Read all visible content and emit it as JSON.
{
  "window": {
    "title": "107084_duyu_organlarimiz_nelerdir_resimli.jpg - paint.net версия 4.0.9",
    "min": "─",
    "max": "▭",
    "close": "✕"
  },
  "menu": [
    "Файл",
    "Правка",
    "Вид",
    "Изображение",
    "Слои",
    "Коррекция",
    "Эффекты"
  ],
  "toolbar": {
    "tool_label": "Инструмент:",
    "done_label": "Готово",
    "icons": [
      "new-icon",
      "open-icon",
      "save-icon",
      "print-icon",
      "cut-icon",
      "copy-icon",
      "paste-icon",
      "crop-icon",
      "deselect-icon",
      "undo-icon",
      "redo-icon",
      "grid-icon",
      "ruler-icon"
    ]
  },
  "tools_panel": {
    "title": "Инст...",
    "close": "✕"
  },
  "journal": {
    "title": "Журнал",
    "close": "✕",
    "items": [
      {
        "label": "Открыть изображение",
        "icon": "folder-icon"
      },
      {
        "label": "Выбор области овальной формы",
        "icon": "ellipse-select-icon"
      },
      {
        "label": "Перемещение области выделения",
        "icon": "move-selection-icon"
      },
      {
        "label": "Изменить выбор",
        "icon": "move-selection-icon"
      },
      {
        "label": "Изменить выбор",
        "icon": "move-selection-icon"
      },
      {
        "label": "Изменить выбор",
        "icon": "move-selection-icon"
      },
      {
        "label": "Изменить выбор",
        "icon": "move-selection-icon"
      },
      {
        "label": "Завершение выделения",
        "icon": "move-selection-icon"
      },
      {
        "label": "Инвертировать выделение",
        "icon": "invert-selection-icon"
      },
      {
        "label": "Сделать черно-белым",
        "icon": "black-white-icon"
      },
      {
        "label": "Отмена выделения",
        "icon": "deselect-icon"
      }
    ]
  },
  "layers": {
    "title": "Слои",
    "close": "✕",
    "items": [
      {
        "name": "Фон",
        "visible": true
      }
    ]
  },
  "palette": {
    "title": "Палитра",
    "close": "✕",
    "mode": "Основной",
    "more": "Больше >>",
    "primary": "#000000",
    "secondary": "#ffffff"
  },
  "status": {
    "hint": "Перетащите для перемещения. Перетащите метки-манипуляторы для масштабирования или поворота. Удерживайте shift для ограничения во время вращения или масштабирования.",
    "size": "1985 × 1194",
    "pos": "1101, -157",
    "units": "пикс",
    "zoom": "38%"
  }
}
══════
* **Written instruction**:
Write out the entries above once more, without altering anything.

* **Final result**:
Read all visible content and emit it as JSON.
{
  "window": {
    "title": "107084_duyu_organlarimiz_nelerdir_resimli.jpg - paint.net версия 4.0.9",
    "min": "─",
    "max": "▭",
    "close": "✕"
  },
  "menu": [
    "Файл",
    "Правка",
    "Вид",
    "Изображение",
    "Слои",
    "Коррекция",
    "Эффекты"
  ],
  "toolbar": {
    "tool_label": "Инструмент:",
    "done_label": "Готово",
    "icons": [
      "new-icon",
      "open-icon",
      "save-icon",
      "print-icon",
      "cut-icon",
      "copy-icon",
      "paste-icon",
      "crop-icon",
      "deselect-icon",
      "undo-icon",
      "redo-icon",
      "grid-icon",
      "ruler-icon"
    ]
  },
  "tools_panel": {
    "title": "Инст...",
    "close": "✕"
  },
  "journal": {
    "title": "Журнал",
    "close": "✕",
    "items": [
      {
        "label": "Открыть изображение",
        "icon": "folder-icon"
      },
      {
        "label": "Выбор области овальной формы",
        "icon": "ellipse-select-icon"
      },
      {
        "label": "Перемещение области выделения",
        "icon": "move-selection-icon"
      },
      {
        "label": "Изменить выбор",
        "icon": "move-selection-icon"
      },
      {
        "label": "Изменить выбор",
        "icon": "move-selection-icon"
      },
      {
        "label": "Изменить выбор",
        "icon": "move-selection-icon"
      },
      {
        "label": "Изменить выбор",
        "icon": "move-selection-icon"
      },
      {
        "label": "Завершение выделения",
        "icon": "move-selection-icon"
      },
      {
        "label": "Инвертировать выделение",
        "icon": "invert-selection-icon"
      },
      {
        "label": "Сделать черно-белым",
        "icon": "black-white-icon"
      },
      {
        "label": "Отмена выделения",
        "icon": "deselect-icon"
      }
    ]
  },
  "layers": {
    "title": "Слои",
    "close": "✕",
    "items": [
      {
        "name": "Фон",
        "visible": true
      }
    ]
  },
  "palette": {
    "title": "Палитра",
    "close": "✕",
    "mode": "Основной",
    "more": "Больше >>",
    "primary": "#000000",
    "secondary": "#ffffff"
  },
  "status": {
    "hint": "Перетащите для перемещения. Перетащите метки-манипуляторы для масштабирования или поворота. Удерживайте shift для ограничения во время вращения или масштабирования.",
    "size": "1985 × 1194",
    "pos": "1101, -157",
    "units": "пикс",
    "zoom": "38%"
  }
}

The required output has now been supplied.